--- Challenge ---
The listing below should be copied in full, word for word.

--- Entries shown ---

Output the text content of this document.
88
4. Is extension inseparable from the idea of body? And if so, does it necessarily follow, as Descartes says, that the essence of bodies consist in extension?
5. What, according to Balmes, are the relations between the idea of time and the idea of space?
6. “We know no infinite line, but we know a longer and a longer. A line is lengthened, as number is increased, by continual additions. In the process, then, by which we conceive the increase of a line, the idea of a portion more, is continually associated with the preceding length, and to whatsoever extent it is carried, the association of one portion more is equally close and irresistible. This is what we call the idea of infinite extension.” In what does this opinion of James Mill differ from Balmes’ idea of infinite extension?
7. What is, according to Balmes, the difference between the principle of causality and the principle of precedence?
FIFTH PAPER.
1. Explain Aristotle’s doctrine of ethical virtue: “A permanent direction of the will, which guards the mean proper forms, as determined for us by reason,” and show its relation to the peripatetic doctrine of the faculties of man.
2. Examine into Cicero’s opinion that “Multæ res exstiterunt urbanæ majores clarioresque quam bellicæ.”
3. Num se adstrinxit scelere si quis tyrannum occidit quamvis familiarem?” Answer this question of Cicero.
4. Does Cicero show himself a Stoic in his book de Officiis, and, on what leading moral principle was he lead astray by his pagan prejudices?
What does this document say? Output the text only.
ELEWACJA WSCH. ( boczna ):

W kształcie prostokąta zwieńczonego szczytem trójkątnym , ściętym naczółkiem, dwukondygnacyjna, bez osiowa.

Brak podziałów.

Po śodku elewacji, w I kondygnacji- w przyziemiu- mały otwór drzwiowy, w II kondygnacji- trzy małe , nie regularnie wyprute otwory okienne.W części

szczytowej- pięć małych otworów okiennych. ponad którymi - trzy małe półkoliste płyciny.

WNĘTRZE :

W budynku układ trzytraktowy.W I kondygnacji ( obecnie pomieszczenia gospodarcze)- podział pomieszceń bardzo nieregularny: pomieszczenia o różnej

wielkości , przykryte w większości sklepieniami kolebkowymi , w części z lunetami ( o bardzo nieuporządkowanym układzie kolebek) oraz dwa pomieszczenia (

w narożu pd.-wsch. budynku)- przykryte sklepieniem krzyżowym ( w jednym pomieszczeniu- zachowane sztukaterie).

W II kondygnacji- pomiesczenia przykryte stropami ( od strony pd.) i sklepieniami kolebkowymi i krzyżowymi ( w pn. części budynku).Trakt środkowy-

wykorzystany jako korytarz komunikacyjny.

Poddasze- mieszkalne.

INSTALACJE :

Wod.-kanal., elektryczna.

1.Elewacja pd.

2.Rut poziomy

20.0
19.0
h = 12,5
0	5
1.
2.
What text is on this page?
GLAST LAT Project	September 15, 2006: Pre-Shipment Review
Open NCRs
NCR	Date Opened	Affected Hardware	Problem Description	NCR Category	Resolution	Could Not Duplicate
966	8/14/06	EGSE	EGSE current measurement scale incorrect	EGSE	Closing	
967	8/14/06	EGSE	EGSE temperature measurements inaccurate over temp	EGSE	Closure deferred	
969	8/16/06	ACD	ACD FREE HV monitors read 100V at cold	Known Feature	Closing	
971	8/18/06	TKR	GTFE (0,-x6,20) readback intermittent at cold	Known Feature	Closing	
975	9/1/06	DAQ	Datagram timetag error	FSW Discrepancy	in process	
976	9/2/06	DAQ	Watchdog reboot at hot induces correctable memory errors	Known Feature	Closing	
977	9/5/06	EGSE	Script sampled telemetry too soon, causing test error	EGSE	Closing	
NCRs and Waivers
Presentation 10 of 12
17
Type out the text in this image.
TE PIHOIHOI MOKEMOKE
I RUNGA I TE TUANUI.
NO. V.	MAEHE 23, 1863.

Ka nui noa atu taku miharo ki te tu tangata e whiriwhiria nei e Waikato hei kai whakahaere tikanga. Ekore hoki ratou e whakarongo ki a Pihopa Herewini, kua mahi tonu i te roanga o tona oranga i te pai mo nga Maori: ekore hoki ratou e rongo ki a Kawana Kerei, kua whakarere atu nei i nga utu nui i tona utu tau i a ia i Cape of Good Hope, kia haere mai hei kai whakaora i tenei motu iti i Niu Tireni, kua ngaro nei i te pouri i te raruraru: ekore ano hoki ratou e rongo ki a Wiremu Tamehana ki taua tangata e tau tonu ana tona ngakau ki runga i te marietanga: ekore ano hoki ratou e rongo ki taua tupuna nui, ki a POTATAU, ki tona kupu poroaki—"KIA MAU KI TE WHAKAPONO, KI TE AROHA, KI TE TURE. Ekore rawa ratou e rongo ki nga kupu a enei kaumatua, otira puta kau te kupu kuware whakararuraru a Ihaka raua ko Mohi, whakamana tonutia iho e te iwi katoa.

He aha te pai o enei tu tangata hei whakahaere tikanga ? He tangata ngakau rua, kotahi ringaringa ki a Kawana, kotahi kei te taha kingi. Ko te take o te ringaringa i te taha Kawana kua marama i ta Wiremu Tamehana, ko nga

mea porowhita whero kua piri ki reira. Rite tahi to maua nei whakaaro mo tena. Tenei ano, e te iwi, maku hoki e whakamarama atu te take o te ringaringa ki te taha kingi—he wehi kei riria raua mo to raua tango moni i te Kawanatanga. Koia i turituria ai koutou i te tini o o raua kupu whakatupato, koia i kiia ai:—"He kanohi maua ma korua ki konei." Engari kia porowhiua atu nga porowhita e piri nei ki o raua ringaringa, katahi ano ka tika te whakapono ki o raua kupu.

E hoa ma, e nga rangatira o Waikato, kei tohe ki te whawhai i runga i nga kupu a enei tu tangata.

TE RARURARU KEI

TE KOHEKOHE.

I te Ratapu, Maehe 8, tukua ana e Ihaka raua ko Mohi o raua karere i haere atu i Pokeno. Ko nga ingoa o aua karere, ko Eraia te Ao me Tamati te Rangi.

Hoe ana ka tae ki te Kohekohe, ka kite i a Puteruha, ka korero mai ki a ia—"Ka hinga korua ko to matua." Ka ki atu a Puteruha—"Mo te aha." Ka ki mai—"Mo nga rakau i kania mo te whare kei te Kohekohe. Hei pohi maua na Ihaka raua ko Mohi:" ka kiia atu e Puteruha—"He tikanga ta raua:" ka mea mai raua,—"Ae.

--- Answer to the exercise ---
Output the text content of this document.
88
4. Is extension inseparable from the idea of body? And if so, does it necessarily follow, as Descartes says, that the essence of bodies consist in extension?
5. What, according to Balmes, are the relations between the idea of time and the idea of space?
6. “We know no infinite line, but we know a longer and a longer. A line is lengthened, as number is increased, by continual additions. In the process, then, by which we conceive the increase of a line, the idea of a portion more, is continually associated with the preceding length, and to whatsoever extent it is carried, the association of one portion more is equally close and irresistible. This is what we call the idea of infinite extension.” In what does this opinion of James Mill differ from Balmes’ idea of infinite extension?
7. What is, according to Balmes, the difference between the principle of causality and the principle of precedence?
FIFTH PAPER.
1. Explain Aristotle’s doctrine of ethical virtue: “A permanent direction of the will, which guards the mean proper forms, as determined for us by reason,” and show its relation to the peripatetic doctrine of the faculties of man.
2. Examine into Cicero’s opinion that “Multæ res exstiterunt urbanæ majores clarioresque quam bellicæ.”
3. Num se adstrinxit scelere si quis tyrannum occidit quamvis familiarem?” Answer this question of Cicero.
4. Does Cicero show himself a Stoic in his book de Officiis, and, on what leading moral principle was he lead astray by his pagan prejudices?
What does this document say? Output the text only.
ELEWACJA WSCH. ( boczna ):

W kształcie prostokąta zwieńczonego szczytem trójkątnym , ściętym naczółkiem, dwukondygnacyjna, bez osiowa.

Brak podziałów.

Po śodku elewacji, w I kondygnacji- w przyziemiu- mały otwór drzwiowy, w II kondygnacji- trzy małe , nie regularnie wyprute otwory okienne.W części

szczytowej- pięć małych otworów okiennych. ponad którymi - trzy małe półkoliste płyciny.

WNĘTRZE :

W budynku układ trzytraktowy.W I kondygnacji ( obecnie pomieszczenia gospodarcze)- podział pomieszceń bardzo nieregularny: pomieszczenia o różnej

wielkości , przykryte w większości sklepieniami kolebkowymi , w części z lunetami ( o bardzo nieuporządkowanym układzie kolebek) oraz dwa pomieszczenia (

w narożu pd.-wsch. budynku)- przykryte sklepieniem krzyżowym ( w jednym pomieszczeniu- zachowane sztukaterie).

W II kondygnacji- pomiesczenia przykryte stropami ( od strony pd.) i sklepieniami kolebkowymi i krzyżowymi ( w pn. części budynku).Trakt środkowy-

wykorzystany jako korytarz komunikacyjny.

Poddasze- mieszkalne.

INSTALACJE :

Wod.-kanal., elektryczna.

1.Elewacja pd.

2.Rut poziomy

20.0
19.0
h = 12,5
0	5
1.
2.
What text is on this page?
GLAST LAT Project	September 15, 2006: Pre-Shipment Review
Open NCRs
NCR	Date Opened	Affected Hardware	Problem Description	NCR Category	Resolution	Could Not Duplicate
966	8/14/06	EGSE	EGSE current measurement scale incorrect	EGSE	Closing	
967	8/14/06	EGSE	EGSE temperature measurements inaccurate over temp	EGSE	Closure deferred	
969	8/16/06	ACD	ACD FREE HV monitors read 100V at cold	Known Feature	Closing	
971	8/18/06	TKR	GTFE (0,-x6,20) readback intermittent at cold	Known Feature	Closing	
975	9/1/06	DAQ	Datagram timetag error	FSW Discrepancy	in process	
976	9/2/06	DAQ	Watchdog reboot at hot induces correctable memory errors	Known Feature	Closing	
977	9/5/06	EGSE	Script sampled telemetry too soon, causing test error	EGSE	Closing	
NCRs and Waivers
Presentation 10 of 12
17
Type out the text in this image.
TE PIHOIHOI MOKEMOKE
I RUNGA I TE TUANUI.
NO. V.	MAEHE 23, 1863.

Ka nui noa atu taku miharo ki te tu tangata e whiriwhiria nei e Waikato hei kai whakahaere tikanga. Ekore hoki ratou e whakarongo ki a Pihopa Herewini, kua mahi tonu i te roanga o tona oranga i te pai mo nga Maori: ekore hoki ratou e rongo ki a Kawana Kerei, kua whakarere atu nei i nga utu nui i tona utu tau i a ia i Cape of Good Hope, kia haere mai hei kai whakaora i tenei motu iti i Niu Tireni, kua ngaro nei i te pouri i te raruraru: ekore ano hoki ratou e rongo ki a Wiremu Tamehana ki taua tangata e tau tonu ana tona ngakau ki runga i te marietanga: ekore ano hoki ratou e rongo ki taua tupuna nui, ki a POTATAU, ki tona kupu poroaki—"KIA MAU KI TE WHAKAPONO, KI TE AROHA, KI TE TURE. Ekore rawa ratou e rongo ki nga kupu a enei kaumatua, otira puta kau te kupu kuware whakararuraru a Ihaka raua ko Mohi, whakamana tonutia iho e te iwi katoa.

He aha te pai o enei tu tangata hei whakahaere tikanga ? He tangata ngakau rua, kotahi ringaringa ki a Kawana, kotahi kei te taha kingi. Ko te take o te ringaringa i te taha Kawana kua marama i ta Wiremu Tamehana, ko nga

mea porowhita whero kua piri ki reira. Rite tahi to maua nei whakaaro mo tena. Tenei ano, e te iwi, maku hoki e whakamarama atu te take o te ringaringa ki te taha kingi—he wehi kei riria raua mo to raua tango moni i te Kawanatanga. Koia i turituria ai koutou i te tini o o raua kupu whakatupato, koia i kiia ai:—"He kanohi maua ma korua ki konei." Engari kia porowhiua atu nga porowhita e piri nei ki o raua ringaringa, katahi ano ka tika te whakapono ki o raua kupu.

E hoa ma, e nga rangatira o Waikato, kei tohe ki te whawhai i runga i nga kupu a enei tu tangata.

TE RARURARU KEI

TE KOHEKOHE.

I te Ratapu, Maehe 8, tukua ana e Ihaka raua ko Mohi o raua karere i haere atu i Pokeno. Ko nga ingoa o aua karere, ko Eraia te Ao me Tamati te Rangi.

Hoe ana ka tae ki te Kohekohe, ka kite i a Puteruha, ka korero mai ki a ia—"Ka hinga korua ko to matua." Ka ki atu a Puteruha—"Mo te aha." Ka ki mai—"Mo nga rakau i kania mo te whare kei te Kohekohe. Hei pohi maua na Ihaka raua ko Mohi:" ka kiia atu e Puteruha—"He tikanga ta raua:" ka mea mai raua,—"Ae.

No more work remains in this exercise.